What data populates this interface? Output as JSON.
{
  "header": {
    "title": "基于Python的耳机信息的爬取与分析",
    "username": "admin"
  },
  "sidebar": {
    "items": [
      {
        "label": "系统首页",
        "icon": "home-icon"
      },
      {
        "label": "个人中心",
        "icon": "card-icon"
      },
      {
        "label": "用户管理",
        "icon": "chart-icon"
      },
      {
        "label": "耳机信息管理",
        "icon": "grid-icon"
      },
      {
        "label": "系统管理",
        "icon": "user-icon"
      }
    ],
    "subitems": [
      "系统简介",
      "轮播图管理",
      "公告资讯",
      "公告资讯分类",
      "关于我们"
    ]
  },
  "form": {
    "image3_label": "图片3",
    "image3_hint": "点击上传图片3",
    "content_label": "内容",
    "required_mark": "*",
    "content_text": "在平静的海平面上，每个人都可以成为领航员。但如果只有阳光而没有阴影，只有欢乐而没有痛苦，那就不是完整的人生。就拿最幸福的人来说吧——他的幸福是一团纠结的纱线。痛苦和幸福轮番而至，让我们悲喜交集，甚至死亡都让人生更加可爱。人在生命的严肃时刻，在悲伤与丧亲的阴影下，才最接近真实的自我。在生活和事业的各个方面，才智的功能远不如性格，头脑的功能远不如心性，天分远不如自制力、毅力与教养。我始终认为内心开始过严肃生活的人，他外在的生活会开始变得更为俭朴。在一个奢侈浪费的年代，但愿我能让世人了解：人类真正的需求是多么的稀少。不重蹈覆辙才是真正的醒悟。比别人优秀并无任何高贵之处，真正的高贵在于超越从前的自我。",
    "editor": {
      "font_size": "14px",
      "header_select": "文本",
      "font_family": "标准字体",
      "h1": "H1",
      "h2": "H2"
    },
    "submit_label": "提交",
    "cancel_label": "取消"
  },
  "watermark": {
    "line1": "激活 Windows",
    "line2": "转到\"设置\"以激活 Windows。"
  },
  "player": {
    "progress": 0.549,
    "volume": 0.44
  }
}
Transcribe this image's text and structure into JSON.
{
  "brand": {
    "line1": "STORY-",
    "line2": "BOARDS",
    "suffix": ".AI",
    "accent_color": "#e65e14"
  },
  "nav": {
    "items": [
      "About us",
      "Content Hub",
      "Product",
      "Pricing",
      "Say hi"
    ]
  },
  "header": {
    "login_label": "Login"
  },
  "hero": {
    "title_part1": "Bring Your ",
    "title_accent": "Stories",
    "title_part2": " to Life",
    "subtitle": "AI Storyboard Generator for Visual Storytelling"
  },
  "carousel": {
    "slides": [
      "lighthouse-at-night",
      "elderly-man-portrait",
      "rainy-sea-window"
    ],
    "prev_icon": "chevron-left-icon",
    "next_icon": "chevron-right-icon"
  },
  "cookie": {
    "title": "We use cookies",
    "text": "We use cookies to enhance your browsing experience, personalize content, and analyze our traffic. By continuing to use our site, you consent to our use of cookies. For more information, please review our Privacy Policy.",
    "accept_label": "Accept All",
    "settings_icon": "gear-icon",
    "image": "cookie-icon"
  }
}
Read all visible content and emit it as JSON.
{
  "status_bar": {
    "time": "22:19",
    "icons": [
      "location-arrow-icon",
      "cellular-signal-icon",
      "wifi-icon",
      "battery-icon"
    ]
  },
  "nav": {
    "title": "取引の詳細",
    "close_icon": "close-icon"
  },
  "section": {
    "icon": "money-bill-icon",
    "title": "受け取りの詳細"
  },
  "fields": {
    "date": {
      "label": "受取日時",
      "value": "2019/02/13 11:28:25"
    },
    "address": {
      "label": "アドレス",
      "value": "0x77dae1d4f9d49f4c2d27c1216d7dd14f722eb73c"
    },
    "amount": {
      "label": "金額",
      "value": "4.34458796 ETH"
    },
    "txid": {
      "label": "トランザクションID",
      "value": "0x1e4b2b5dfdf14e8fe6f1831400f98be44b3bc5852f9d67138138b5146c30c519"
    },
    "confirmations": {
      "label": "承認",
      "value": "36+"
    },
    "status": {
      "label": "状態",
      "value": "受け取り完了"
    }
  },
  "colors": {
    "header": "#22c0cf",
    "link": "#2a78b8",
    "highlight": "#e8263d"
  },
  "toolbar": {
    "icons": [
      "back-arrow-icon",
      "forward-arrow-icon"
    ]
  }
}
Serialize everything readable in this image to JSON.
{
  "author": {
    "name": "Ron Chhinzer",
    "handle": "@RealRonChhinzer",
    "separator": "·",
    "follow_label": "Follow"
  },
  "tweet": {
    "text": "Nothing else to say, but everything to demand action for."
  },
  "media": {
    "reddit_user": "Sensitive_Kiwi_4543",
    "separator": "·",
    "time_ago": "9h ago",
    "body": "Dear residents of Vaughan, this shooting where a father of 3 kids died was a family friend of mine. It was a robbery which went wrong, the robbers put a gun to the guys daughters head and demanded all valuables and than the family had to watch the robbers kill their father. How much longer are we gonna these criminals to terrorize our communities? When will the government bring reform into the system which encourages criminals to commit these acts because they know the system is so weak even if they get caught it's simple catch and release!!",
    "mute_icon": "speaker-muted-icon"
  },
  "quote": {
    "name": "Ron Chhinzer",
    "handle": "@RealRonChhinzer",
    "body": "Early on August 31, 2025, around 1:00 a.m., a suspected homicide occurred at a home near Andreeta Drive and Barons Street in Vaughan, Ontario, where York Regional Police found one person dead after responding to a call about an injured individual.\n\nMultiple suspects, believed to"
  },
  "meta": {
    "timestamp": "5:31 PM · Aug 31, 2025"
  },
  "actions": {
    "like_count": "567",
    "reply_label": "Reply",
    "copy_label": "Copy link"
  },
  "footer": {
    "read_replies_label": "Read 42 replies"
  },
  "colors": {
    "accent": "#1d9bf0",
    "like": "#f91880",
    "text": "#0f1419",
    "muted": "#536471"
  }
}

> _Exercise prompt_:
Write out the full listing, keeping every line exactly as it is.

> _Exercise response_:
What data populates this interface? Output as JSON.
{
  "header": {
    "title": "基于Python的耳机信息的爬取与分析",
    "username": "admin"
  },
  "sidebar": {
    "items": [
      {
        "label": "系统首页",
        "icon": "home-icon"
      },
      {
        "label": "个人中心",
        "icon": "card-icon"
      },
      {
        "label": "用户管理",
        "icon": "chart-icon"
      },
      {
        "label": "耳机信息管理",
        "icon": "grid-icon"
      },
      {
        "label": "系统管理",
        "icon": "user-icon"
      }
    ],
    "subitems": [
      "系统简介",
      "轮播图管理",
      "公告资讯",
      "公告资讯分类",
      "关于我们"
    ]
  },
  "form": {
    "image3_label": "图片3",
    "image3_hint": "点击上传图片3",
    "content_label": "内容",
    "required_mark": "*",
    "content_text": "在平静的海平面上，每个人都可以成为领航员。但如果只有阳光而没有阴影，只有欢乐而没有痛苦，那就不是完整的人生。就拿最幸福的人来说吧——他的幸福是一团纠结的纱线。痛苦和幸福轮番而至，让我们悲喜交集，甚至死亡都让人生更加可爱。人在生命的严肃时刻，在悲伤与丧亲的阴影下，才最接近真实的自我。在生活和事业的各个方面，才智的功能远不如性格，头脑的功能远不如心性，天分远不如自制力、毅力与教养。我始终认为内心开始过严肃生活的人，他外在的生活会开始变得更为俭朴。在一个奢侈浪费的年代，但愿我能让世人了解：人类真正的需求是多么的稀少。不重蹈覆辙才是真正的醒悟。比别人优秀并无任何高贵之处，真正的高贵在于超越从前的自我。",
    "editor": {
      "font_size": "14px",
      "header_select": "文本",
      "font_family": "标准字体",
      "h1": "H1",
      "h2": "H2"
    },
    "submit_label": "提交",
    "cancel_label": "取消"
  },
  "watermark": {
    "line1": "激活 Windows",
    "line2": "转到\"设置\"以激活 Windows。"
  },
  "player": {
    "progress": 0.549,
    "volume": 0.44
  }
}
Transcribe this image's text and structure into JSON.
{
  "brand": {
    "line1": "STORY-",
    "line2": "BOARDS",
    "suffix": ".AI",
    "accent_color": "#e65e14"
  },
  "nav": {
    "items": [
      "About us",
      "Content Hub",
      "Product",
      "Pricing",
      "Say hi"
    ]
  },
  "header": {
    "login_label": "Login"
  },
  "hero": {
    "title_part1": "Bring Your ",
    "title_accent": "Stories",
    "title_part2": " to Life",
    "subtitle": "AI Storyboard Generator for Visual Storytelling"
  },
  "carousel": {
    "slides": [
      "lighthouse-at-night",
      "elderly-man-portrait",
      "rainy-sea-window"
    ],
    "prev_icon": "chevron-left-icon",
    "next_icon": "chevron-right-icon"
  },
  "cookie": {
    "title": "We use cookies",
    "text": "We use cookies to enhance your browsing experience, personalize content, and analyze our traffic. By continuing to use our site, you consent to our use of cookies. For more information, please review our Privacy Policy.",
    "accept_label": "Accept All",
    "settings_icon": "gear-icon",
    "image": "cookie-icon"
  }
}
Read all visible content and emit it as JSON.
{
  "status_bar": {
    "time": "22:19",
    "icons": [
      "location-arrow-icon",
      "cellular-signal-icon",
      "wifi-icon",
      "battery-icon"
    ]
  },
  "nav": {
    "title": "取引の詳細",
    "close_icon": "close-icon"
  },
  "section": {
    "icon": "money-bill-icon",
    "title": "受け取りの詳細"
  },
  "fields": {
    "date": {
      "label": "受取日時",
      "value": "2019/02/13 11:28:25"
    },
    "address": {
      "label": "アドレス",
      "value": "0x77dae1d4f9d49f4c2d27c1216d7dd14f722eb73c"
    },
    "amount": {
      "label": "金額",
      "value": "4.34458796 ETH"
    },
    "txid": {
      "label": "トランザクションID",
      "value": "0x1e4b2b5dfdf14e8fe6f1831400f98be44b3bc5852f9d67138138b5146c30c519"
    },
    "confirmations": {
      "label": "承認",
      "value": "36+"
    },
    "status": {
      "label": "状態",
      "value": "受け取り完了"
    }
  },
  "colors": {
    "header": "#22c0cf",
    "link": "#2a78b8",
    "highlight": "#e8263d"
  },
  "toolbar": {
    "icons": [
      "back-arrow-icon",
      "forward-arrow-icon"
    ]
  }
}
Serialize everything readable in this image to JSON.
{
  "author": {
    "name": "Ron Chhinzer",
    "handle": "@RealRonChhinzer",
    "separator": "·",
    "follow_label": "Follow"
  },
  "tweet": {
    "text": "Nothing else to say, but everything to demand action for."
  },
  "media": {
    "reddit_user": "Sensitive_Kiwi_4543",
    "separator": "·",
    "time_ago": "9h ago",
    "body": "Dear residents of Vaughan, this shooting where a father of 3 kids died was a family friend of mine. It was a robbery which went wrong, the robbers put a gun to the guys daughters head and demanded all valuables and than the family had to watch the robbers kill their father. How much longer are we gonna these criminals to terrorize our communities? When will the government bring reform into the system which encourages criminals to commit these acts because they know the system is so weak even if they get caught it's simple catch and release!!",
    "mute_icon": "speaker-muted-icon"
  },
  "quote": {
    "name": "Ron Chhinzer",
    "handle": "@RealRonChhinzer",
    "body": "Early on August 31, 2025, around 1:00 a.m., a suspected homicide occurred at a home near Andreeta Drive and Barons Street in Vaughan, Ontario, where York Regional Police found one person dead after responding to a call about an injured individual.\n\nMultiple suspects, believed to"
  },
  "meta": {
    "timestamp": "5:31 PM · Aug 31, 2025"
  },
  "actions": {
    "like_count": "567",
    "reply_label": "Reply",
    "copy_label": "Copy link"
  },
  "footer": {
    "read_replies_label": "Read 42 replies"
  },
  "colors": {
    "accent": "#1d9bf0",
    "like": "#f91880",
    "text": "#0f1419",
    "muted": "#536471"
  }
}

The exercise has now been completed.